***** Task material *****
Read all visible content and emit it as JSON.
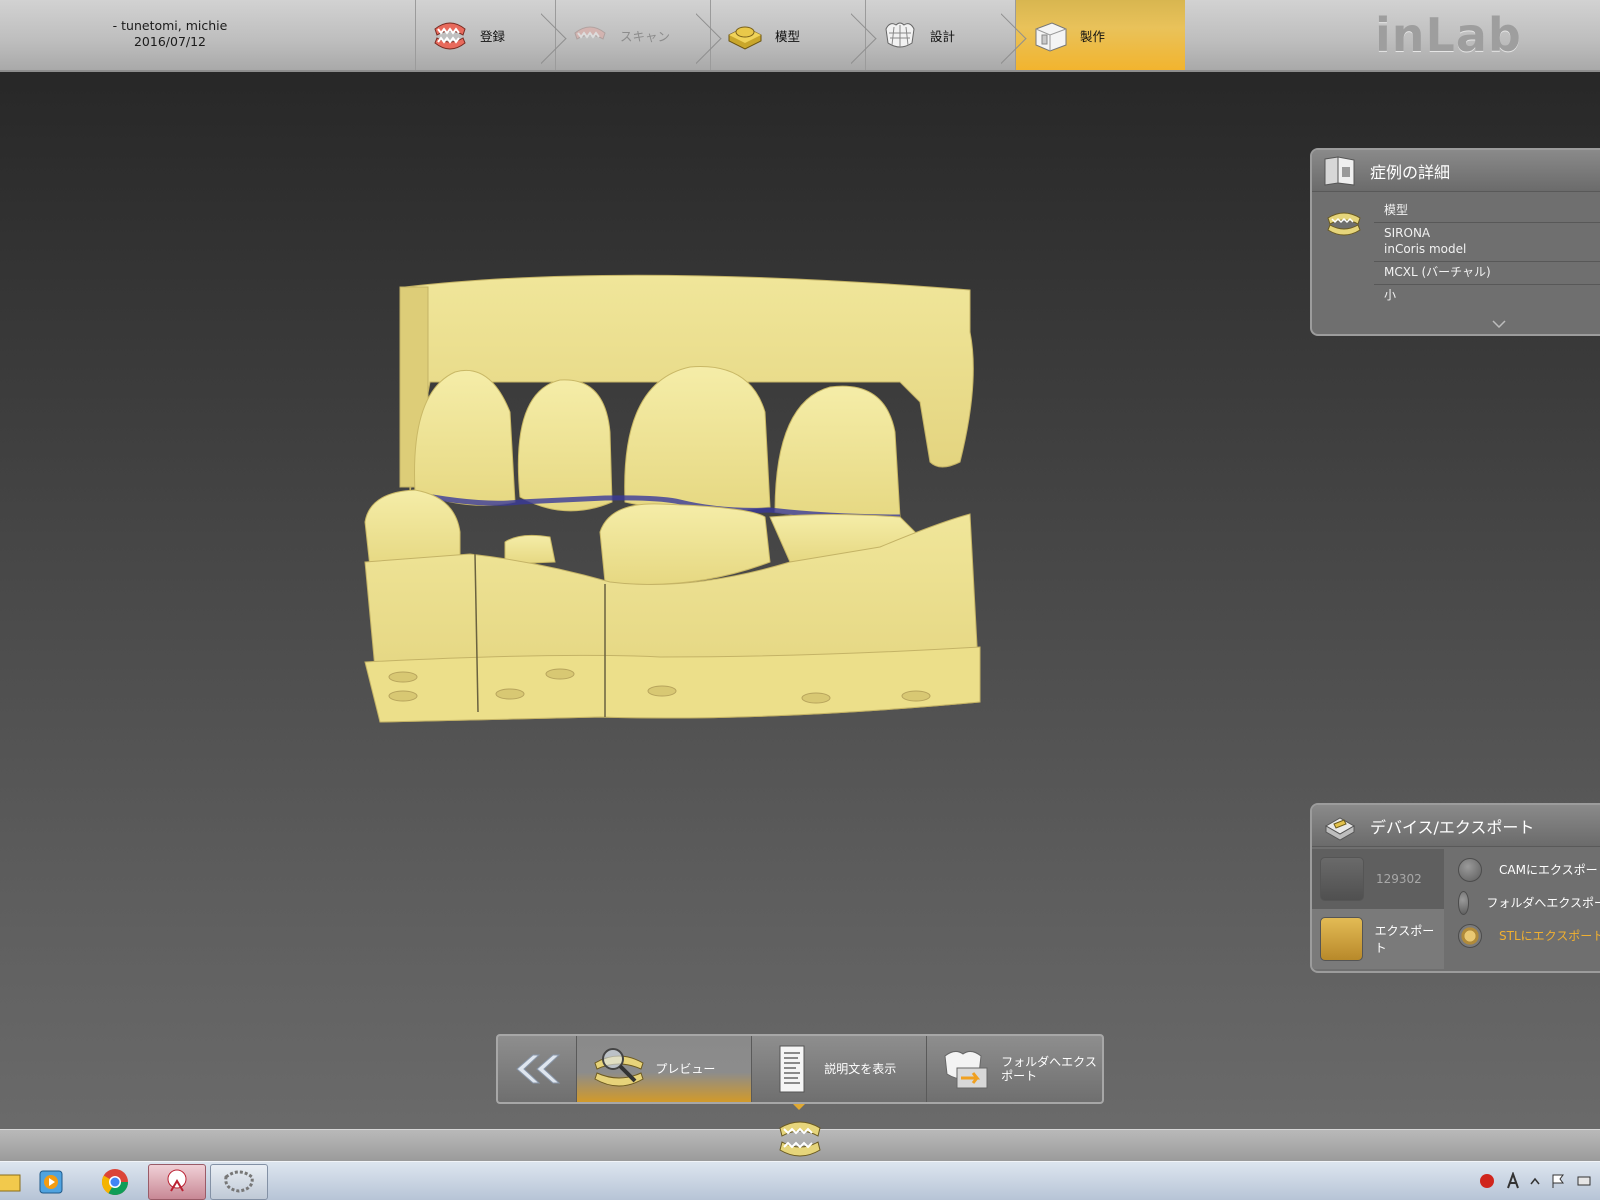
{
  "header": {
    "patient_name": "- tunetomi, michie",
    "date": "2016/07/12",
    "app_logo": "inLab",
    "steps": [
      {
        "label": "登録",
        "icon": "jaw-open-icon",
        "state": "done"
      },
      {
        "label": "スキャン",
        "icon": "scan-jaw-icon",
        "state": "disabled"
      },
      {
        "label": "模型",
        "icon": "model-base-icon",
        "state": "done"
      },
      {
        "label": "設計",
        "icon": "crown-design-icon",
        "state": "done"
      },
      {
        "label": "製作",
        "icon": "milling-unit-icon",
        "state": "active"
      }
    ]
  },
  "case_details": {
    "title": "症例の詳細",
    "icon": "case-book-icon",
    "section_icon": "dental-model-icon",
    "rows": [
      "模型",
      "SIRONA",
      "inCoris model",
      "MCXL (バーチャル)",
      "小"
    ]
  },
  "device_export": {
    "title": "デバイス/エクスポート",
    "icon": "device-export-icon",
    "devices": [
      {
        "label": "129302",
        "state": "disabled",
        "icon": "milling-machine-icon"
      },
      {
        "label": "エクスポート",
        "state": "selected",
        "icon": "export-model-icon"
      }
    ],
    "options": [
      {
        "label": "CAMにエクスポート",
        "selected": false
      },
      {
        "label": "フォルダへエクスポート",
        "selected": false
      },
      {
        "label": "STLにエクスポート",
        "selected": true
      }
    ]
  },
  "toolbar": {
    "back_icon": "double-chevron-left-icon",
    "buttons": [
      {
        "label": "プレビュー",
        "icon": "preview-magnifier-icon",
        "active": true
      },
      {
        "label": "説明文を表示",
        "icon": "document-icon",
        "active": false
      },
      {
        "label": "フォルダへエクスポート",
        "icon": "folder-export-icon",
        "active": false
      }
    ]
  },
  "colors": {
    "accent": "#f2b42e",
    "model": "#ece089",
    "selected_text": "#f0b030"
  },
  "taskbar": {
    "apps": [
      "explorer-icon",
      "media-player-icon",
      "chrome-icon",
      "dental-tool-icon",
      "dental-arch-icon"
    ]
  }
}
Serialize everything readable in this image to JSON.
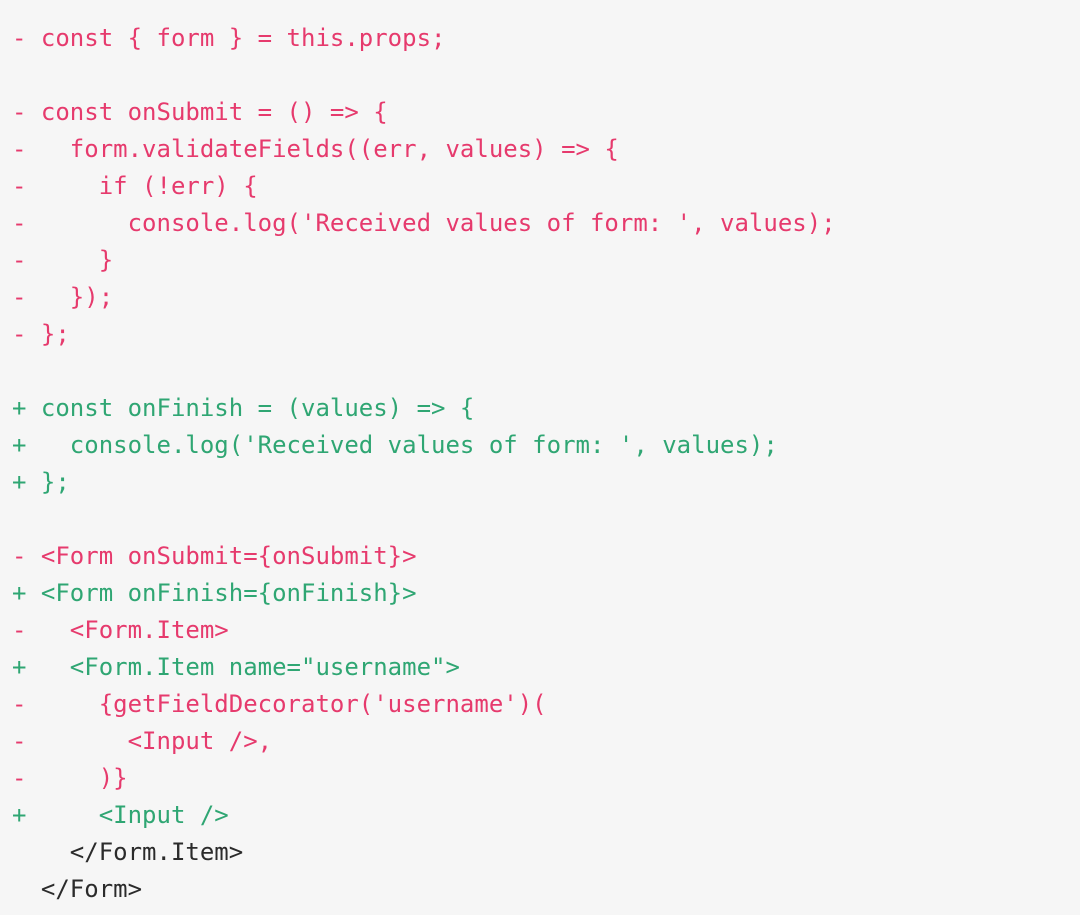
{
  "view": {
    "kind": "unified-code-diff",
    "language": "jsx",
    "background_color": "#f6f6f6",
    "colors": {
      "deletion": "#e63a6d",
      "addition": "#2fa673",
      "context": "#2b2b2b",
      "background": "#f6f6f6"
    }
  },
  "diff": {
    "lines": [
      {
        "type": "del",
        "marker": "-",
        "code": " const { form } = this.props;"
      },
      {
        "type": "blank",
        "marker": " ",
        "code": ""
      },
      {
        "type": "del",
        "marker": "-",
        "code": " const onSubmit = () => {"
      },
      {
        "type": "del",
        "marker": "-",
        "code": "   form.validateFields((err, values) => {"
      },
      {
        "type": "del",
        "marker": "-",
        "code": "     if (!err) {"
      },
      {
        "type": "del",
        "marker": "-",
        "code": "       console.log('Received values of form: ', values);"
      },
      {
        "type": "del",
        "marker": "-",
        "code": "     }"
      },
      {
        "type": "del",
        "marker": "-",
        "code": "   });"
      },
      {
        "type": "del",
        "marker": "-",
        "code": " };"
      },
      {
        "type": "blank",
        "marker": " ",
        "code": ""
      },
      {
        "type": "add",
        "marker": "+",
        "code": " const onFinish = (values) => {"
      },
      {
        "type": "add",
        "marker": "+",
        "code": "   console.log('Received values of form: ', values);"
      },
      {
        "type": "add",
        "marker": "+",
        "code": " };"
      },
      {
        "type": "blank",
        "marker": " ",
        "code": ""
      },
      {
        "type": "del",
        "marker": "-",
        "code": " <Form onSubmit={onSubmit}>"
      },
      {
        "type": "add",
        "marker": "+",
        "code": " <Form onFinish={onFinish}>"
      },
      {
        "type": "del",
        "marker": "-",
        "code": "   <Form.Item>"
      },
      {
        "type": "add",
        "marker": "+",
        "code": "   <Form.Item name=\"username\">"
      },
      {
        "type": "del",
        "marker": "-",
        "code": "     {getFieldDecorator('username')("
      },
      {
        "type": "del",
        "marker": "-",
        "code": "       <Input />,"
      },
      {
        "type": "del",
        "marker": "-",
        "code": "     )}"
      },
      {
        "type": "add",
        "marker": "+",
        "code": "     <Input />"
      },
      {
        "type": "ctx",
        "marker": " ",
        "code": "   </Form.Item>"
      },
      {
        "type": "ctx",
        "marker": " ",
        "code": " </Form>"
      }
    ]
  }
}
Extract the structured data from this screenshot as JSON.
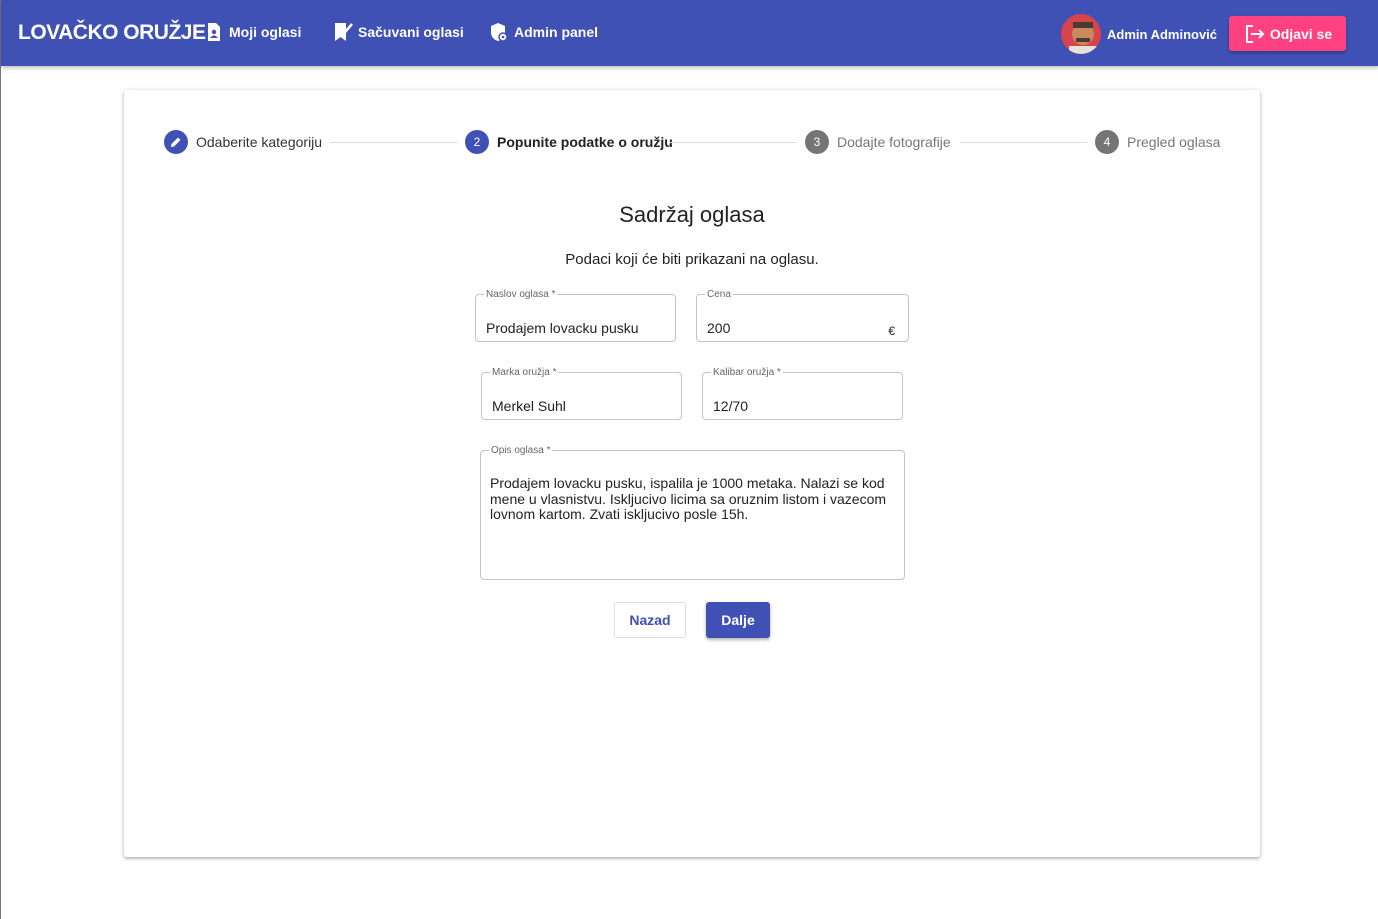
{
  "header": {
    "brand": "LOVAČKO ORUŽJE",
    "nav": [
      {
        "label": "Moji oglasi",
        "icon": "document-person-icon"
      },
      {
        "label": "Sačuvani oglasi",
        "icon": "bookmark-check-icon"
      },
      {
        "label": "Admin panel",
        "icon": "shield-gear-icon"
      }
    ],
    "user_name": "Admin Adminović",
    "logout_label": "Odjavi se",
    "colors": {
      "primary": "#3f51b5",
      "accent": "#ff4081"
    }
  },
  "stepper": {
    "steps": [
      {
        "number": "",
        "label": "Odaberite kategoriju",
        "state": "done",
        "icon": "pencil-icon"
      },
      {
        "number": "2",
        "label": "Popunite podatke o oružju",
        "state": "active"
      },
      {
        "number": "3",
        "label": "Dodajte fotografije",
        "state": "inactive"
      },
      {
        "number": "4",
        "label": "Pregled oglasa",
        "state": "inactive"
      }
    ]
  },
  "form": {
    "heading": "Sadržaj oglasa",
    "subheading": "Podaci koji će biti prikazani na oglasu.",
    "title": {
      "label": "Naslov oglasa *",
      "value": "Prodajem lovacku pusku"
    },
    "price": {
      "label": "Cena",
      "value": "200",
      "suffix": "€"
    },
    "brand": {
      "label": "Marka oružja *",
      "value": "Merkel Suhl"
    },
    "caliber": {
      "label": "Kalibar oružja *",
      "value": "12/70"
    },
    "description": {
      "label": "Opis oglasa *",
      "value": "Prodajem lovacku pusku, ispalila je 1000 metaka. Nalazi se kod mene u vlasnistvu. Iskljucivo licima sa oruznim listom i vazecom lovnom kartom. Zvati iskljucivo posle 15h."
    },
    "back_label": "Nazad",
    "next_label": "Dalje"
  }
}
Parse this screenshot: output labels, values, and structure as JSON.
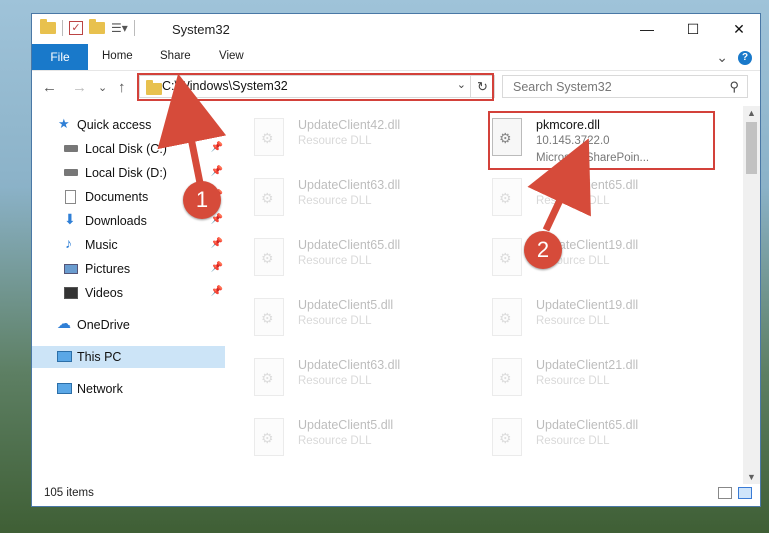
{
  "window": {
    "title": "System32",
    "controls": {
      "minimize": "—",
      "maximize": "☐",
      "close": "✕"
    }
  },
  "ribbon": {
    "file_tab": "File",
    "tabs": [
      "Home",
      "Share",
      "View"
    ],
    "expand_glyph": "⌄",
    "help_glyph": "?"
  },
  "nav": {
    "back": "←",
    "forward": "→",
    "dropdown": "⌄",
    "up": "↑",
    "address": "C:\\Windows\\System32",
    "address_dropdown": "⌄",
    "refresh": "↻",
    "search_placeholder": "Search System32",
    "search_icon": "⚲"
  },
  "sidebar": {
    "items": [
      {
        "label": "Quick access",
        "icon": "star-icon",
        "pinned": false
      },
      {
        "label": "Local Disk (C:)",
        "icon": "drive-icon",
        "pinned": true
      },
      {
        "label": "Local Disk (D:)",
        "icon": "drive-icon",
        "pinned": true
      },
      {
        "label": "Documents",
        "icon": "documents-icon",
        "pinned": true
      },
      {
        "label": "Downloads",
        "icon": "download-icon",
        "pinned": true
      },
      {
        "label": "Music",
        "icon": "music-icon",
        "pinned": true
      },
      {
        "label": "Pictures",
        "icon": "pictures-icon",
        "pinned": true
      },
      {
        "label": "Videos",
        "icon": "videos-icon",
        "pinned": true
      },
      {
        "label": "OneDrive",
        "icon": "cloud-icon",
        "pinned": false
      },
      {
        "label": "This PC",
        "icon": "computer-icon",
        "pinned": false,
        "selected": true
      },
      {
        "label": "Network",
        "icon": "network-icon",
        "pinned": false
      }
    ],
    "pin_glyph": "📌"
  },
  "files": {
    "highlighted": {
      "name": "pkmcore.dll",
      "version": "10.145.3722.0",
      "company": "Microsoft SharePoin..."
    },
    "faded": [
      {
        "name": "UpdateClient42.dll",
        "desc": "Resource DLL"
      },
      {
        "name": "UpdateClient63.dll",
        "desc": "Resource DLL"
      },
      {
        "name": "UpdateClient65.dll",
        "desc": "Resource DLL"
      },
      {
        "name": "UpdateClient65.dll",
        "desc": "Resource DLL"
      },
      {
        "name": "UpdateClient19.dll",
        "desc": "Resource DLL"
      },
      {
        "name": "UpdateClient5.dll",
        "desc": "Resource DLL"
      },
      {
        "name": "UpdateClient19.dll",
        "desc": "Resource DLL"
      },
      {
        "name": "UpdateClient63.dll",
        "desc": "Resource DLL"
      },
      {
        "name": "UpdateClient21.dll",
        "desc": "Resource DLL"
      },
      {
        "name": "UpdateClient5.dll",
        "desc": "Resource DLL"
      },
      {
        "name": "UpdateClient65.dll",
        "desc": "Resource DLL"
      }
    ]
  },
  "status": {
    "item_count": "105 items"
  },
  "annotations": {
    "step1": "1",
    "step2": "2",
    "color": "#d3413a"
  }
}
*****
### What you will do:
Of the lines in the records, how many contain the word "model"? Answer with the number and nothing else.

### Response to this task:
5